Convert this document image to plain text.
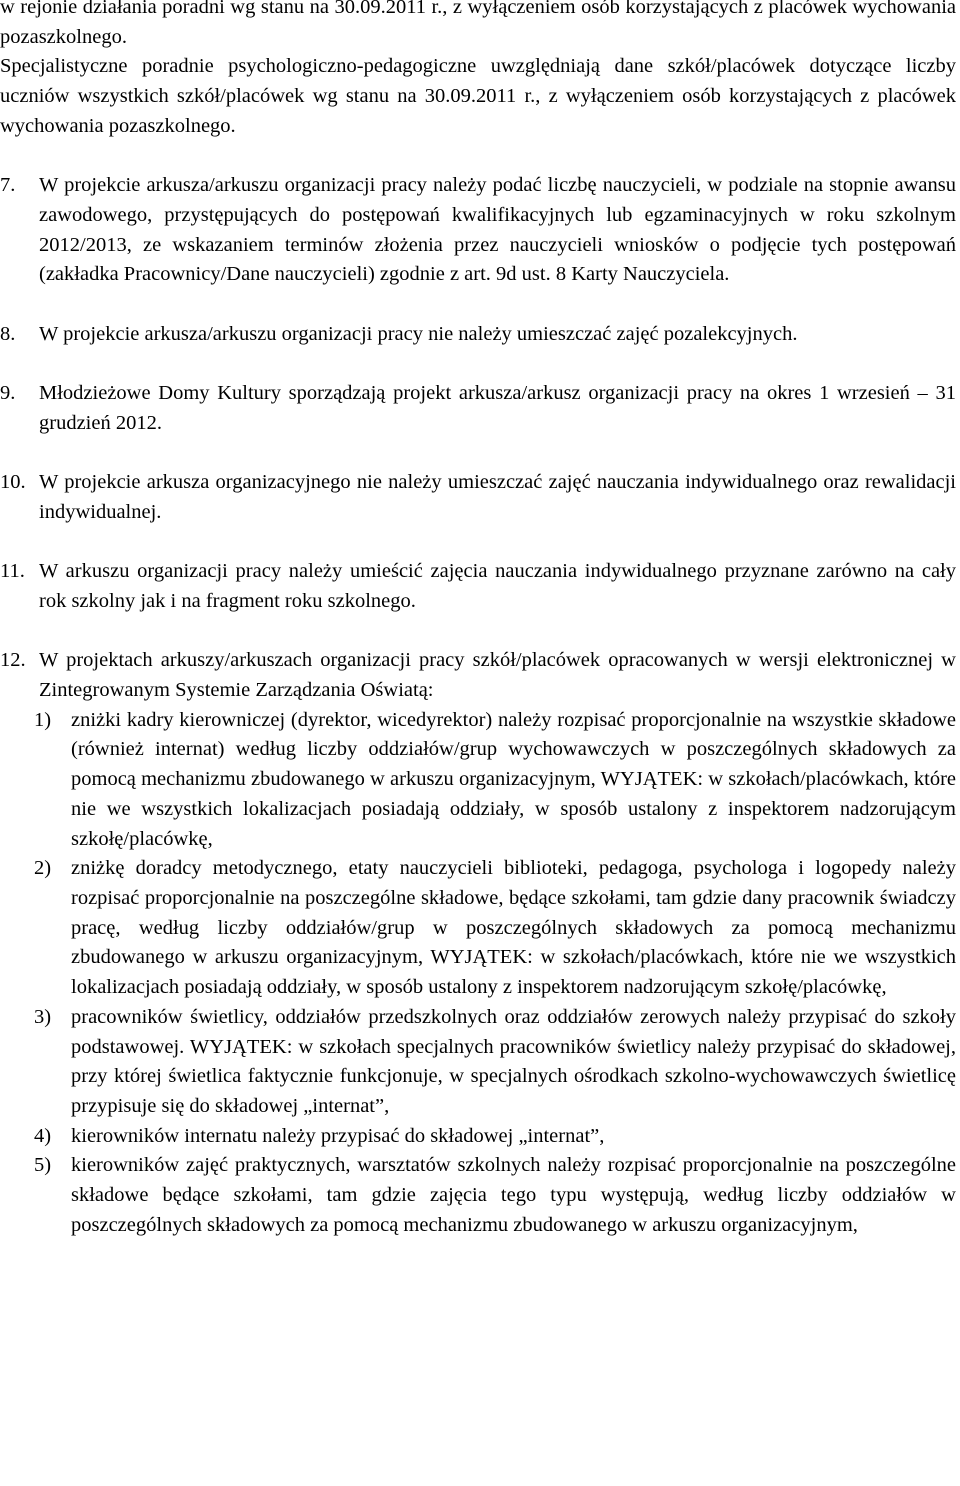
w rejonie działania poradni wg stanu na 30.09.2011 r., z wyłączeniem osób korzystających z placówek wychowania pozaszkolnego.
Specjalistyczne poradnie psychologiczno-pedagogiczne uwzględniają dane szkół/placówek dotyczące liczby uczniów wszystkich szkół/placówek wg stanu na 30.09.2011 r., z wyłączeniem osób korzystających z placówek wychowania pozaszkolnego.
7. W projekcie arkusza/arkuszu organizacji pracy należy podać liczbę nauczycieli, w podziale na stopnie awansu zawodowego, przystępujących do postępowań kwalifikacyjnych lub egzaminacyjnych w roku szkolnym 2012/2013, ze wskazaniem terminów złożenia przez nauczycieli wniosków o podjęcie tych postępowań (zakładka Pracownicy/Dane nauczycieli) zgodnie z art. 9d ust. 8 Karty Nauczyciela.
8. W projekcie arkusza/arkuszu organizacji pracy nie należy umieszczać zajęć pozalekcyjnych.
9. Młodzieżowe Domy Kultury sporządzają projekt arkusza/arkusz organizacji pracy na okres 1 wrzesień – 31 grudzień 2012.
10. W projekcie arkusza organizacyjnego nie należy umieszczać zajęć nauczania indywidualnego oraz rewalidacji indywidualnej.
11. W arkuszu organizacji pracy należy umieścić zajęcia nauczania indywidualnego przyznane zarówno na cały rok szkolny jak i na fragment roku szkolnego.
12. W projektach arkuszy/arkuszach organizacji pracy szkół/placówek opracowanych w wersji elektronicznej w Zintegrowanym Systemie Zarządzania Oświatą:
1) zniżki kadry kierowniczej (dyrektor, wicedyrektor) należy rozpisać proporcjonalnie na wszystkie składowe (również internat) według liczby oddziałów/grup wychowawczych w poszczególnych składowych za pomocą mechanizmu zbudowanego w arkuszu organizacyjnym, WYJĄTEK: w szkołach/placówkach, które nie we wszystkich lokalizacjach posiadają oddziały, w sposób ustalony z inspektorem nadzorującym szkołę/placówkę,
2) zniżkę doradcy metodycznego, etaty nauczycieli biblioteki, pedagoga, psychologa i logopedy należy rozpisać proporcjonalnie na poszczególne składowe, będące szkołami, tam gdzie dany pracownik świadczy pracę, według liczby oddziałów/grup w poszczególnych składowych za pomocą mechanizmu zbudowanego w arkuszu organizacyjnym, WYJĄTEK: w szkołach/placówkach, które nie we wszystkich lokalizacjach posiadają oddziały, w sposób ustalony z inspektorem nadzorującym szkołę/placówkę,
3) pracowników świetlicy, oddziałów przedszkolnych oraz oddziałów zerowych należy przypisać do szkoły podstawowej. WYJĄTEK: w szkołach specjalnych pracowników świetlicy należy przypisać do składowej, przy której świetlica faktycznie funkcjonuje, w specjalnych ośrodkach szkolno-wychowawczych świetlicę przypisuje się do składowej „internat”,
4) kierowników internatu należy przypisać do składowej „internat”,
5) kierowników zajęć praktycznych, warsztatów szkolnych należy rozpisać proporcjonalnie na poszczególne składowe będące szkołami, tam gdzie zajęcia tego typu występują, według liczby oddziałów w poszczególnych składowych za pomocą mechanizmu zbudowanego w arkuszu organizacyjnym,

####

Your instructions >> Output an exact copy of the material, with the pictures removed.

Result of this exercise >>
Convert this document image to plain text.
w rejonie działania poradni wg stanu na 30.09.2011 r., z wyłączeniem osób korzystających z placówek wychowania pozaszkolnego.
Specjalistyczne poradnie psychologiczno-pedagogiczne uwzględniają dane szkół/placówek dotyczące liczby uczniów wszystkich szkół/placówek wg stanu na 30.09.2011 r., z wyłączeniem osób korzystających z placówek wychowania pozaszkolnego.
7. W projekcie arkusza/arkuszu organizacji pracy należy podać liczbę nauczycieli, w podziale na stopnie awansu zawodowego, przystępujących do postępowań kwalifikacyjnych lub egzaminacyjnych w roku szkolnym 2012/2013, ze wskazaniem terminów złożenia przez nauczycieli wniosków o podjęcie tych postępowań (zakładka Pracownicy/Dane nauczycieli) zgodnie z art. 9d ust. 8 Karty Nauczyciela.
8. W projekcie arkusza/arkuszu organizacji pracy nie należy umieszczać zajęć pozalekcyjnych.
9. Młodzieżowe Domy Kultury sporządzają projekt arkusza/arkusz organizacji pracy na okres 1 wrzesień – 31 grudzień 2012.
10. W projekcie arkusza organizacyjnego nie należy umieszczać zajęć nauczania indywidualnego oraz rewalidacji indywidualnej.
11. W arkuszu organizacji pracy należy umieścić zajęcia nauczania indywidualnego przyznane zarówno na cały rok szkolny jak i na fragment roku szkolnego.
12. W projektach arkuszy/arkuszach organizacji pracy szkół/placówek opracowanych w wersji elektronicznej w Zintegrowanym Systemie Zarządzania Oświatą:
1) zniżki kadry kierowniczej (dyrektor, wicedyrektor) należy rozpisać proporcjonalnie na wszystkie składowe (również internat) według liczby oddziałów/grup wychowawczych w poszczególnych składowych za pomocą mechanizmu zbudowanego w arkuszu organizacyjnym, WYJĄTEK: w szkołach/placówkach, które nie we wszystkich lokalizacjach posiadają oddziały, w sposób ustalony z inspektorem nadzorującym szkołę/placówkę,
2) zniżkę doradcy metodycznego, etaty nauczycieli biblioteki, pedagoga, psychologa i logopedy należy rozpisać proporcjonalnie na poszczególne składowe, będące szkołami, tam gdzie dany pracownik świadczy pracę, według liczby oddziałów/grup w poszczególnych składowych za pomocą mechanizmu zbudowanego w arkuszu organizacyjnym, WYJĄTEK: w szkołach/placówkach, które nie we wszystkich lokalizacjach posiadają oddziały, w sposób ustalony z inspektorem nadzorującym szkołę/placówkę,
3) pracowników świetlicy, oddziałów przedszkolnych oraz oddziałów zerowych należy przypisać do szkoły podstawowej. WYJĄTEK: w szkołach specjalnych pracowników świetlicy należy przypisać do składowej, przy której świetlica faktycznie funkcjonuje, w specjalnych ośrodkach szkolno-wychowawczych świetlicę przypisuje się do składowej „internat”,
4) kierowników internatu należy przypisać do składowej „internat”,
5) kierowników zajęć praktycznych, warsztatów szkolnych należy rozpisać proporcjonalnie na poszczególne składowe będące szkołami, tam gdzie zajęcia tego typu występują, według liczby oddziałów w poszczególnych składowych za pomocą mechanizmu zbudowanego w arkuszu organizacyjnym,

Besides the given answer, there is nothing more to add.